▶ What is expected: Quote the data below in full, minus the images.

Data entries:
## BEGIN

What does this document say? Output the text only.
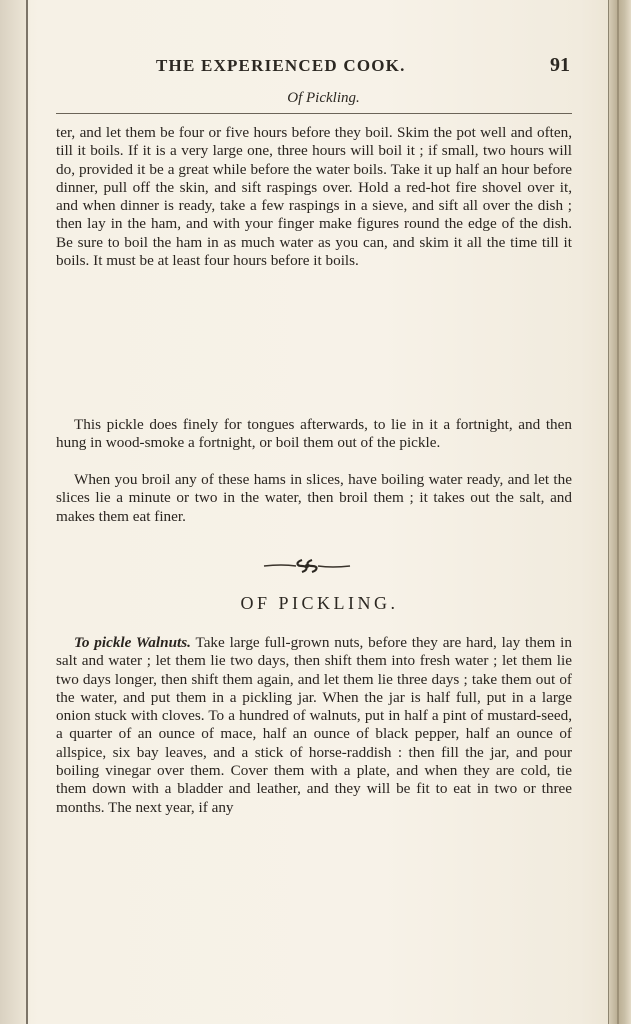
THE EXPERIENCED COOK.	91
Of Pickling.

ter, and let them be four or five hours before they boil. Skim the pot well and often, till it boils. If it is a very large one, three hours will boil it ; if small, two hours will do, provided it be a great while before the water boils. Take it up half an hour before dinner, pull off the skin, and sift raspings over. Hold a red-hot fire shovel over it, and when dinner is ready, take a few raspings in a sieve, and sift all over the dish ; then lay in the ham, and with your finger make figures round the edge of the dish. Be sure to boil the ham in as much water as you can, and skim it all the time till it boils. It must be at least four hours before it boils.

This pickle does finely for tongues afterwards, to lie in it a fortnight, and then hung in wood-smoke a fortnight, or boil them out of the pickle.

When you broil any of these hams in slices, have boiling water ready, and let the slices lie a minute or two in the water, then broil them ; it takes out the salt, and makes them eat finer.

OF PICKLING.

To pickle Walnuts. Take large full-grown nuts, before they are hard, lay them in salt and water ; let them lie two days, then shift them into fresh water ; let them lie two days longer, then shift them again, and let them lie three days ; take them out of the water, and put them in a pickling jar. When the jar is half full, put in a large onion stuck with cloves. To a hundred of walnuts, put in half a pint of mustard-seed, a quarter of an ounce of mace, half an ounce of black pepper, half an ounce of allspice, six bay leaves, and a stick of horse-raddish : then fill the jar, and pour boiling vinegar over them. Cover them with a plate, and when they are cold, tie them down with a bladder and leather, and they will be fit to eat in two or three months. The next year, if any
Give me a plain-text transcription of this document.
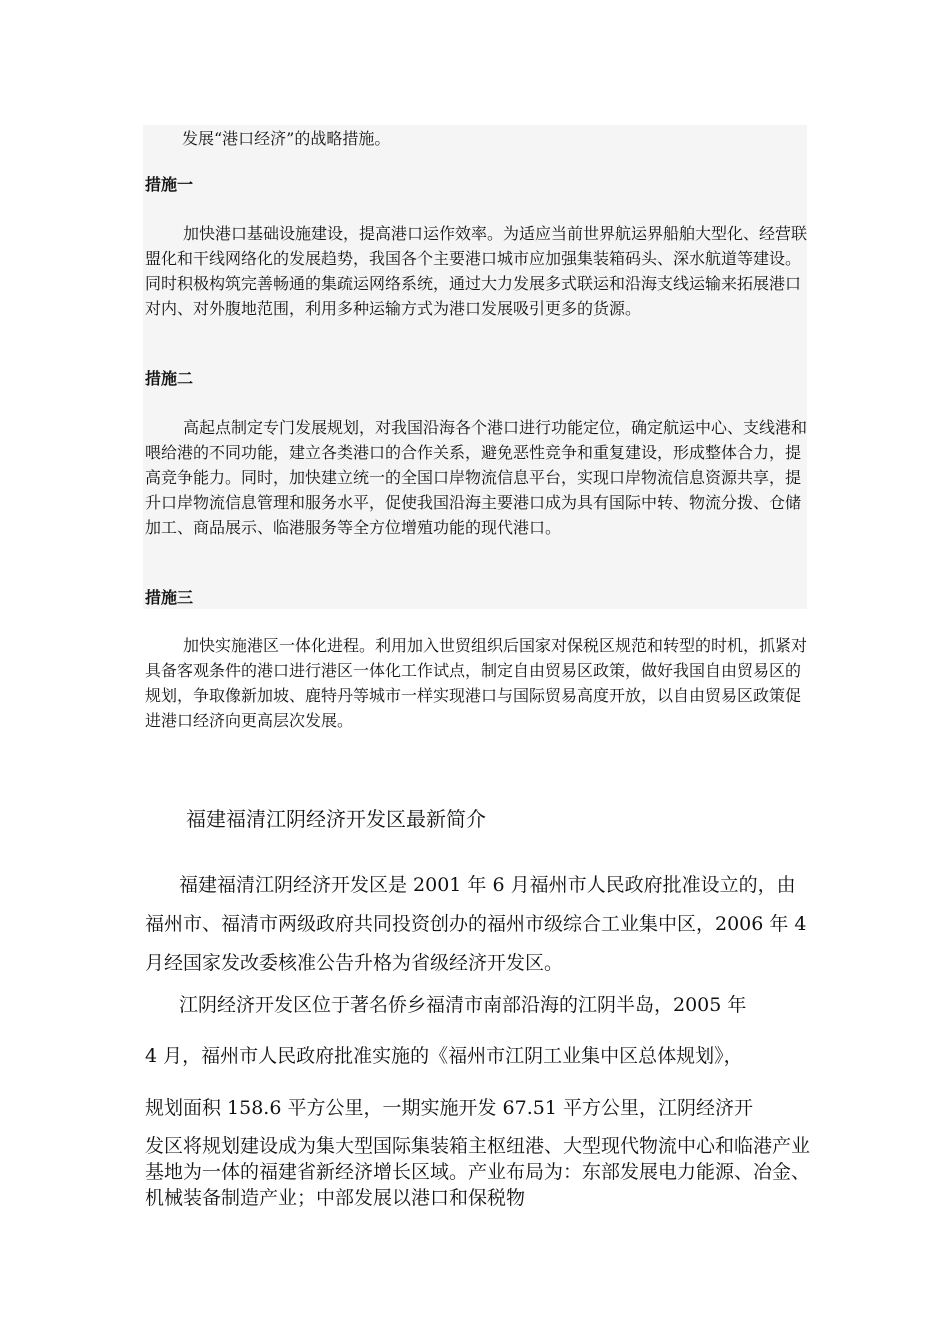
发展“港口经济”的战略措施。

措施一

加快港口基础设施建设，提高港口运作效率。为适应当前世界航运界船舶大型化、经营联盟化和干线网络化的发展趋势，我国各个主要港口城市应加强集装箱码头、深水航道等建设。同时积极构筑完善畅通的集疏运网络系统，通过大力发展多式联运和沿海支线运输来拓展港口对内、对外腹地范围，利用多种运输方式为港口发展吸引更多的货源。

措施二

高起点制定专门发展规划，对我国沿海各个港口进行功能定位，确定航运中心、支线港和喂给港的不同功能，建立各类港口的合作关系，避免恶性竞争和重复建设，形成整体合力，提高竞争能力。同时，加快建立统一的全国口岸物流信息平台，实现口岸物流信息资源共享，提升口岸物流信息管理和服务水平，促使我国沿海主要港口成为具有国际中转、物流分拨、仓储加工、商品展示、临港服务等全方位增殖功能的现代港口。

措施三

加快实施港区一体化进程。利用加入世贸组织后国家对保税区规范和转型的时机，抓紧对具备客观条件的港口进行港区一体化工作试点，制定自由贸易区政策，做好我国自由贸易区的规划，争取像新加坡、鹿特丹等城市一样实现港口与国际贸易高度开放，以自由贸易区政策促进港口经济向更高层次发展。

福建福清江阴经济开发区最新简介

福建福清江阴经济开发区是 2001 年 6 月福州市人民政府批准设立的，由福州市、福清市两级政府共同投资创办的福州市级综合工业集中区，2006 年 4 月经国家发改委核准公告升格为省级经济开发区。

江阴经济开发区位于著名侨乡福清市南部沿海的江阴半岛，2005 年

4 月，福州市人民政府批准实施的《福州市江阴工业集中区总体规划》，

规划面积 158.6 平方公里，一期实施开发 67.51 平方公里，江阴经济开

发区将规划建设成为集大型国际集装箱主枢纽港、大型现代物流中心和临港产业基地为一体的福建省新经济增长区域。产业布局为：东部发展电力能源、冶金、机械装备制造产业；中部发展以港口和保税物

## END

▶ Answer to this problem:
What does this document say? Output the text only.
THE EXPERIENCED COOK.	91
Of Pickling.

ter, and let them be four or five hours before they boil. Skim the pot well and often, till it boils. If it is a very large one, three hours will boil it ; if small, two hours will do, provided it be a great while before the water boils. Take it up half an hour before dinner, pull off the skin, and sift raspings over. Hold a red-hot fire shovel over it, and when dinner is ready, take a few raspings in a sieve, and sift all over the dish ; then lay in the ham, and with your finger make figures round the edge of the dish. Be sure to boil the ham in as much water as you can, and skim it all the time till it boils. It must be at least four hours before it boils.

This pickle does finely for tongues afterwards, to lie in it a fortnight, and then hung in wood-smoke a fortnight, or boil them out of the pickle.

When you broil any of these hams in slices, have boiling water ready, and let the slices lie a minute or two in the water, then broil them ; it takes out the salt, and makes them eat finer.

OF PICKLING.

To pickle Walnuts. Take large full-grown nuts, before they are hard, lay them in salt and water ; let them lie two days, then shift them into fresh water ; let them lie two days longer, then shift them again, and let them lie three days ; take them out of the water, and put them in a pickling jar. When the jar is half full, put in a large onion stuck with cloves. To a hundred of walnuts, put in half a pint of mustard-seed, a quarter of an ounce of mace, half an ounce of black pepper, half an ounce of allspice, six bay leaves, and a stick of horse-raddish : then fill the jar, and pour boiling vinegar over them. Cover them with a plate, and when they are cold, tie them down with a bladder and leather, and they will be fit to eat in two or three months. The next year, if any
Give me a plain-text transcription of this document.
发展“港口经济”的战略措施。

措施一

加快港口基础设施建设，提高港口运作效率。为适应当前世界航运界船舶大型化、经营联盟化和干线网络化的发展趋势，我国各个主要港口城市应加强集装箱码头、深水航道等建设。同时积极构筑完善畅通的集疏运网络系统，通过大力发展多式联运和沿海支线运输来拓展港口对内、对外腹地范围，利用多种运输方式为港口发展吸引更多的货源。

措施二

高起点制定专门发展规划，对我国沿海各个港口进行功能定位，确定航运中心、支线港和喂给港的不同功能，建立各类港口的合作关系，避免恶性竞争和重复建设，形成整体合力，提高竞争能力。同时，加快建立统一的全国口岸物流信息平台，实现口岸物流信息资源共享，提升口岸物流信息管理和服务水平，促使我国沿海主要港口成为具有国际中转、物流分拨、仓储加工、商品展示、临港服务等全方位增殖功能的现代港口。

措施三

加快实施港区一体化进程。利用加入世贸组织后国家对保税区规范和转型的时机，抓紧对具备客观条件的港口进行港区一体化工作试点，制定自由贸易区政策，做好我国自由贸易区的规划，争取像新加坡、鹿特丹等城市一样实现港口与国际贸易高度开放，以自由贸易区政策促进港口经济向更高层次发展。

福建福清江阴经济开发区最新简介

福建福清江阴经济开发区是 2001 年 6 月福州市人民政府批准设立的，由福州市、福清市两级政府共同投资创办的福州市级综合工业集中区，2006 年 4 月经国家发改委核准公告升格为省级经济开发区。

江阴经济开发区位于著名侨乡福清市南部沿海的江阴半岛，2005 年

4 月，福州市人民政府批准实施的《福州市江阴工业集中区总体规划》，

规划面积 158.6 平方公里，一期实施开发 67.51 平方公里，江阴经济开

发区将规划建设成为集大型国际集装箱主枢纽港、大型现代物流中心和临港产业基地为一体的福建省新经济增长区域。产业布局为：东部发展电力能源、冶金、机械装备制造产业；中部发展以港口和保税物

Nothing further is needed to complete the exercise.